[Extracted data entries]

** Start **

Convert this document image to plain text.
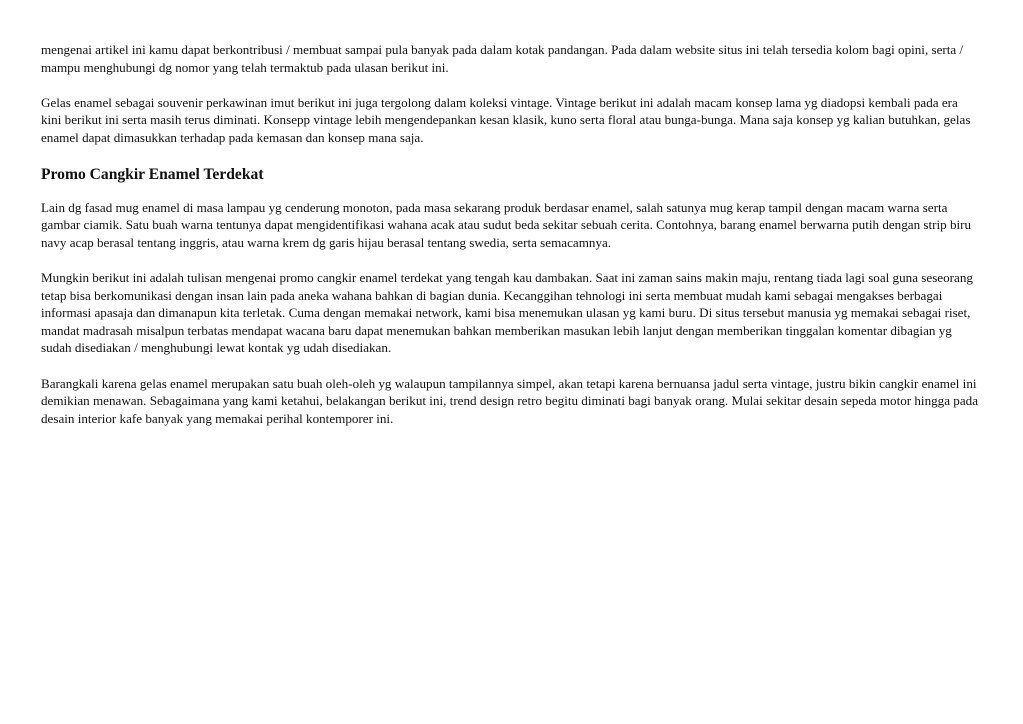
mengenai artikel ini kamu dapat berkontribusi / membuat sampai pula banyak pada dalam kotak pandangan. Pada dalam website situs ini telah tersedia kolom bagi opini, serta / mampu menghubungi dg nomor yang telah termaktub pada ulasan berikut ini.

Gelas enamel sebagai souvenir perkawinan imut berikut ini juga tergolong dalam koleksi vintage. Vintage berikut ini adalah macam konsep lama yg diadopsi kembali pada era kini berikut ini serta masih terus diminati. Konsepp vintage lebih mengendepankan kesan klasik, kuno serta floral atau bunga-bunga. Mana saja konsep yg kalian butuhkan, gelas enamel dapat dimasukkan terhadap pada kemasan dan konsep mana saja.

Promo Cangkir Enamel Terdekat

Lain dg fasad mug enamel di masa lampau yg cenderung monoton, pada masa sekarang produk berdasar enamel, salah satunya mug kerap tampil dengan macam warna serta gambar ciamik. Satu buah warna tentunya dapat mengidentifikasi wahana acak atau sudut beda sekitar sebuah cerita. Contohnya, barang enamel berwarna putih dengan strip biru navy acap berasal tentang inggris, atau warna krem dg garis hijau berasal tentang swedia, serta semacamnya.

Mungkin berikut ini adalah tulisan mengenai promo cangkir enamel terdekat yang tengah kau dambakan. Saat ini zaman sains makin maju, rentang tiada lagi soal guna seseorang tetap bisa berkomunikasi dengan insan lain pada aneka wahana bahkan di bagian dunia. Kecanggihan tehnologi ini serta membuat mudah kami sebagai mengakses berbagai informasi apasaja dan dimanapun kita terletak. Cuma dengan memakai network, kami bisa menemukan ulasan yg kami buru. Di situs tersebut manusia yg memakai sebagai riset, mandat madrasah misalpun terbatas mendapat wacana baru dapat menemukan bahkan memberikan masukan lebih lanjut dengan memberikan tinggalan komentar dibagian yg sudah disediakan / menghubungi lewat kontak yg udah disediakan.

Barangkali karena gelas enamel merupakan satu buah oleh-oleh yg walaupun tampilannya simpel, akan tetapi karena bernuansa jadul serta vintage, justru bikin cangkir enamel ini demikian menawan. Sebagaimana yang kami ketahui, belakangan berikut ini, trend design retro begitu diminati bagi banyak orang. Mulai sekitar desain sepeda motor hingga pada desain interior kafe banyak yang memakai perihal kontemporer ini.
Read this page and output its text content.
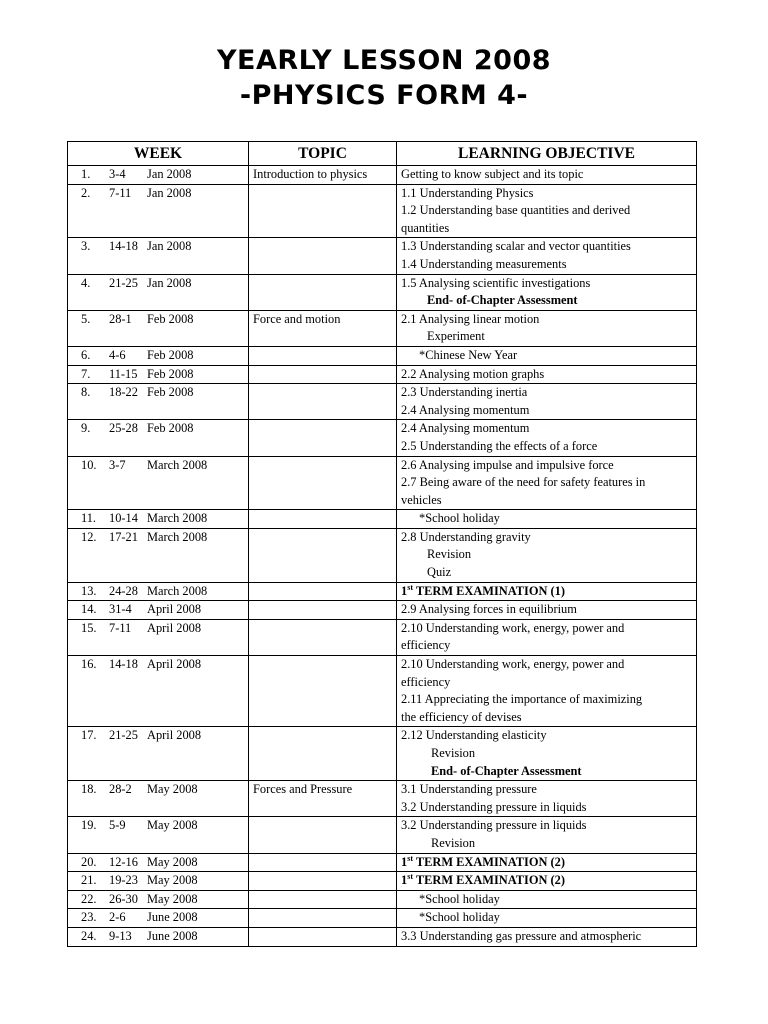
YEARLY LESSON 2008
-PHYSICS FORM 4-
WEEK	TOPIC	LEARNING OBJECTIVE
1. 3-4 Jan 2008	Introduction to physics	Getting to know subject and its topic

2. 7-11 Jan 2008		1.1 Understanding Physics
1.2 Understanding base quantities and derived
quantities

3. 14-18 Jan 2008		1.3 Understanding scalar and vector quantities
1.4 Understanding measurements

4. 21-25 Jan 2008		1.5 Analysing scientific investigations
End- of-Chapter Assessment

5. 28-1 Feb 2008	Force and motion	2.1 Analysing linear motion
Experiment

6. 4-6 Feb 2008		*Chinese New Year

7. 11-15 Feb 2008		2.2 Analysing motion graphs

8. 18-22 Feb 2008		2.3 Understanding inertia
2.4 Analysing momentum

9. 25-28 Feb 2008		2.4 Analysing momentum
2.5 Understanding the effects of a force

10. 3-7 March 2008		2.6 Analysing impulse and impulsive force
2.7 Being aware of the need for safety features in
vehicles

11. 10-14 March 2008		*School holiday

12. 17-21 March 2008		2.8 Understanding gravity
Revision
Quiz

13. 24-28 March 2008		1st TERM EXAMINATION (1)

14. 31-4 April 2008		2.9 Analysing forces in equilibrium

15. 7-11 April 2008		2.10 Understanding work, energy, power and
efficiency

16. 14-18 April 2008		2.10 Understanding work, energy, power and
efficiency
2.11 Appreciating the importance of maximizing
the efficiency of devises

17. 21-25 April 2008		2.12 Understanding elasticity
Revision
End- of-Chapter Assessment

18. 28-2 May 2008	Forces and Pressure	3.1 Understanding pressure
3.2 Understanding pressure in liquids

19. 5-9 May 2008		3.2 Understanding pressure in liquids
Revision

20. 12-16 May 2008		1st TERM EXAMINATION (2)

21. 19-23 May 2008		1st TERM EXAMINATION (2)

22. 26-30 May 2008		*School holiday

23. 2-6 June 2008		*School holiday

24. 9-13 June 2008		3.3 Understanding gas pressure and atmospheric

** End **

Goal: Report each line in the data that holds the word "April".

In response:
14. 31-4 April 2008		2.9 Analysing forces in equilibrium
15. 7-11 April 2008		2.10 Understanding work, energy, power and
16. 14-18 April 2008		2.10 Understanding work, energy, power and
17. 21-25 April 2008		2.12 Understanding elasticity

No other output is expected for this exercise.